### Aim
Below you will find a set of lines. Repeat them all exactly.

### Data for this exercise

--- begin ---

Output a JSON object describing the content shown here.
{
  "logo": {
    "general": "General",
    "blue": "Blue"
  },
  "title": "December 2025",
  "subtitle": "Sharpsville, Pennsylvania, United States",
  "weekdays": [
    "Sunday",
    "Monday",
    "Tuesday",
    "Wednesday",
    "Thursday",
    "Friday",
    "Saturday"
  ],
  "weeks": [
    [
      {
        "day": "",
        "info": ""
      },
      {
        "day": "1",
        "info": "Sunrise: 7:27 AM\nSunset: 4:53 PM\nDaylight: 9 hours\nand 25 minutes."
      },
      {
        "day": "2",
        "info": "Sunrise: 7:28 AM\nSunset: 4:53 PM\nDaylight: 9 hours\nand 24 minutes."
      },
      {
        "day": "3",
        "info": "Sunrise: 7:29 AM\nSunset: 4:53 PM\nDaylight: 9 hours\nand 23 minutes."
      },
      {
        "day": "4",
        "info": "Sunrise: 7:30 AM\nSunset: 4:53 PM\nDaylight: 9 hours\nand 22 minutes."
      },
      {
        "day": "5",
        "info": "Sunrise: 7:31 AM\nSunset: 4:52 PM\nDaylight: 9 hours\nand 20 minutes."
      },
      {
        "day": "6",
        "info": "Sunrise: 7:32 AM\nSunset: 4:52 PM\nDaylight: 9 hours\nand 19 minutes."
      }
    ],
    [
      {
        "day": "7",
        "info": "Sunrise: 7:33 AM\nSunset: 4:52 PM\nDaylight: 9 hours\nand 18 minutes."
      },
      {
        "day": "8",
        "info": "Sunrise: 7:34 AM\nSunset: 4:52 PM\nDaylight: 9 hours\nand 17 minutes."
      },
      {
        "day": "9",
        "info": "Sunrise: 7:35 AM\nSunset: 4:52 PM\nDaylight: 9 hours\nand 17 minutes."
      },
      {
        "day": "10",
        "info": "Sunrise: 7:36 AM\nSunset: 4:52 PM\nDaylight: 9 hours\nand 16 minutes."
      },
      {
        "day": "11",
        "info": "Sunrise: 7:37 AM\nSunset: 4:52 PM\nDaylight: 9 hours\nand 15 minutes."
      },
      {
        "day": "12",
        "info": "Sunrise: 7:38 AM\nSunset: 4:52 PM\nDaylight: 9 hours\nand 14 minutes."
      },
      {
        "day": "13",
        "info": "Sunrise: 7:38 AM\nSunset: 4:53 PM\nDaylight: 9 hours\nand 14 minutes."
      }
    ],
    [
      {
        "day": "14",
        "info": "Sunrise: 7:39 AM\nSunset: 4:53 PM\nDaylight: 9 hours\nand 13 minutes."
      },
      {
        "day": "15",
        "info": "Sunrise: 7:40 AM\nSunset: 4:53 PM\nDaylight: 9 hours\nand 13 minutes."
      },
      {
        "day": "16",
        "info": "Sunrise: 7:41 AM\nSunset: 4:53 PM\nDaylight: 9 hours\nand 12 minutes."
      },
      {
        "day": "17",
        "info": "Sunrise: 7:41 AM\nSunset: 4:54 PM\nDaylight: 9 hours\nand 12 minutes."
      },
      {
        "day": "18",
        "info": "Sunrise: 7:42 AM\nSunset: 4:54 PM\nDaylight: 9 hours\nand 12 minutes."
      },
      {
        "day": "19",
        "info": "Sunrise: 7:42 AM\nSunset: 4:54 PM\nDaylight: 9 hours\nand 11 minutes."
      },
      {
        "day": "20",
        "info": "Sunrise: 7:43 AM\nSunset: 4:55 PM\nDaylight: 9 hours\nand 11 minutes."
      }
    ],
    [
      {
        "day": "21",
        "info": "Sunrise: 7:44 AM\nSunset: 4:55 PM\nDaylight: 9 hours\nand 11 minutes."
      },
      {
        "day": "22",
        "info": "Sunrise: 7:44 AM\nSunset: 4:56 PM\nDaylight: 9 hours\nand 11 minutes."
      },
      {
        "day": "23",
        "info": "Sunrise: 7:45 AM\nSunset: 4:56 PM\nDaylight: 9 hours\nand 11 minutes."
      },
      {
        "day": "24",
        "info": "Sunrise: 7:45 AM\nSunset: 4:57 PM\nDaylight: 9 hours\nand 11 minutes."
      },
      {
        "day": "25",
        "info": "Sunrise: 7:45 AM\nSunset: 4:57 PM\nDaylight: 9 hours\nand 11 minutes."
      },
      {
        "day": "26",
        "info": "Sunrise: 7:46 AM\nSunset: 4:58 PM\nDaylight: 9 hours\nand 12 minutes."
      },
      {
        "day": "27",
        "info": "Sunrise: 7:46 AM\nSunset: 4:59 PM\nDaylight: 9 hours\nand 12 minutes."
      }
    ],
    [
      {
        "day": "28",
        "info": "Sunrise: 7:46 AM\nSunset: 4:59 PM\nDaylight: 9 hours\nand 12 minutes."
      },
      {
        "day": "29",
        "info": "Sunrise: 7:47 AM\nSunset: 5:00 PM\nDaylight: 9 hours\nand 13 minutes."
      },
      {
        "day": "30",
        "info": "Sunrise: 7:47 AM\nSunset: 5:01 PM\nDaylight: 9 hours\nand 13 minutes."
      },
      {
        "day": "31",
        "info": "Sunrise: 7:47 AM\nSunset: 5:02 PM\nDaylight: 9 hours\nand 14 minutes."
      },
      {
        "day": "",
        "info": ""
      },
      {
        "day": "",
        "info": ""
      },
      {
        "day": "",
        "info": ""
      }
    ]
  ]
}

--- end ---

### Result
Output a JSON object describing the content shown here.
{
  "logo": {
    "general": "General",
    "blue": "Blue"
  },
  "title": "December 2025",
  "subtitle": "Sharpsville, Pennsylvania, United States",
  "weekdays": [
    "Sunday",
    "Monday",
    "Tuesday",
    "Wednesday",
    "Thursday",
    "Friday",
    "Saturday"
  ],
  "weeks": [
    [
      {
        "day": "",
        "info": ""
      },
      {
        "day": "1",
        "info": "Sunrise: 7:27 AM\nSunset: 4:53 PM\nDaylight: 9 hours\nand 25 minutes."
      },
      {
        "day": "2",
        "info": "Sunrise: 7:28 AM\nSunset: 4:53 PM\nDaylight: 9 hours\nand 24 minutes."
      },
      {
        "day": "3",
        "info": "Sunrise: 7:29 AM\nSunset: 4:53 PM\nDaylight: 9 hours\nand 23 minutes."
      },
      {
        "day": "4",
        "info": "Sunrise: 7:30 AM\nSunset: 4:53 PM\nDaylight: 9 hours\nand 22 minutes."
      },
      {
        "day": "5",
        "info": "Sunrise: 7:31 AM\nSunset: 4:52 PM\nDaylight: 9 hours\nand 20 minutes."
      },
      {
        "day": "6",
        "info": "Sunrise: 7:32 AM\nSunset: 4:52 PM\nDaylight: 9 hours\nand 19 minutes."
      }
    ],
    [
      {
        "day": "7",
        "info": "Sunrise: 7:33 AM\nSunset: 4:52 PM\nDaylight: 9 hours\nand 18 minutes."
      },
      {
        "day": "8",
        "info": "Sunrise: 7:34 AM\nSunset: 4:52 PM\nDaylight: 9 hours\nand 17 minutes."
      },
      {
        "day": "9",
        "info": "Sunrise: 7:35 AM\nSunset: 4:52 PM\nDaylight: 9 hours\nand 17 minutes."
      },
      {
        "day": "10",
        "info": "Sunrise: 7:36 AM\nSunset: 4:52 PM\nDaylight: 9 hours\nand 16 minutes."
      },
      {
        "day": "11",
        "info": "Sunrise: 7:37 AM\nSunset: 4:52 PM\nDaylight: 9 hours\nand 15 minutes."
      },
      {
        "day": "12",
        "info": "Sunrise: 7:38 AM\nSunset: 4:52 PM\nDaylight: 9 hours\nand 14 minutes."
      },
      {
        "day": "13",
        "info": "Sunrise: 7:38 AM\nSunset: 4:53 PM\nDaylight: 9 hours\nand 14 minutes."
      }
    ],
    [
      {
        "day": "14",
        "info": "Sunrise: 7:39 AM\nSunset: 4:53 PM\nDaylight: 9 hours\nand 13 minutes."
      },
      {
        "day": "15",
        "info": "Sunrise: 7:40 AM\nSunset: 4:53 PM\nDaylight: 9 hours\nand 13 minutes."
      },
      {
        "day": "16",
        "info": "Sunrise: 7:41 AM\nSunset: 4:53 PM\nDaylight: 9 hours\nand 12 minutes."
      },
      {
        "day": "17",
        "info": "Sunrise: 7:41 AM\nSunset: 4:54 PM\nDaylight: 9 hours\nand 12 minutes."
      },
      {
        "day": "18",
        "info": "Sunrise: 7:42 AM\nSunset: 4:54 PM\nDaylight: 9 hours\nand 12 minutes."
      },
      {
        "day": "19",
        "info": "Sunrise: 7:42 AM\nSunset: 4:54 PM\nDaylight: 9 hours\nand 11 minutes."
      },
      {
        "day": "20",
        "info": "Sunrise: 7:43 AM\nSunset: 4:55 PM\nDaylight: 9 hours\nand 11 minutes."
      }
    ],
    [
      {
        "day": "21",
        "info": "Sunrise: 7:44 AM\nSunset: 4:55 PM\nDaylight: 9 hours\nand 11 minutes."
      },
      {
        "day": "22",
        "info": "Sunrise: 7:44 AM\nSunset: 4:56 PM\nDaylight: 9 hours\nand 11 minutes."
      },
      {
        "day": "23",
        "info": "Sunrise: 7:45 AM\nSunset: 4:56 PM\nDaylight: 9 hours\nand 11 minutes."
      },
      {
        "day": "24",
        "info": "Sunrise: 7:45 AM\nSunset: 4:57 PM\nDaylight: 9 hours\nand 11 minutes."
      },
      {
        "day": "25",
        "info": "Sunrise: 7:45 AM\nSunset: 4:57 PM\nDaylight: 9 hours\nand 11 minutes."
      },
      {
        "day": "26",
        "info": "Sunrise: 7:46 AM\nSunset: 4:58 PM\nDaylight: 9 hours\nand 12 minutes."
      },
      {
        "day": "27",
        "info": "Sunrise: 7:46 AM\nSunset: 4:59 PM\nDaylight: 9 hours\nand 12 minutes."
      }
    ],
    [
      {
        "day": "28",
        "info": "Sunrise: 7:46 AM\nSunset: 4:59 PM\nDaylight: 9 hours\nand 12 minutes."
      },
      {
        "day": "29",
        "info": "Sunrise: 7:47 AM\nSunset: 5:00 PM\nDaylight: 9 hours\nand 13 minutes."
      },
      {
        "day": "30",
        "info": "Sunrise: 7:47 AM\nSunset: 5:01 PM\nDaylight: 9 hours\nand 13 minutes."
      },
      {
        "day": "31",
        "info": "Sunrise: 7:47 AM\nSunset: 5:02 PM\nDaylight: 9 hours\nand 14 minutes."
      },
      {
        "day": "",
        "info": ""
      },
      {
        "day": "",
        "info": ""
      },
      {
        "day": "",
        "info": ""
      }
    ]
  ]
}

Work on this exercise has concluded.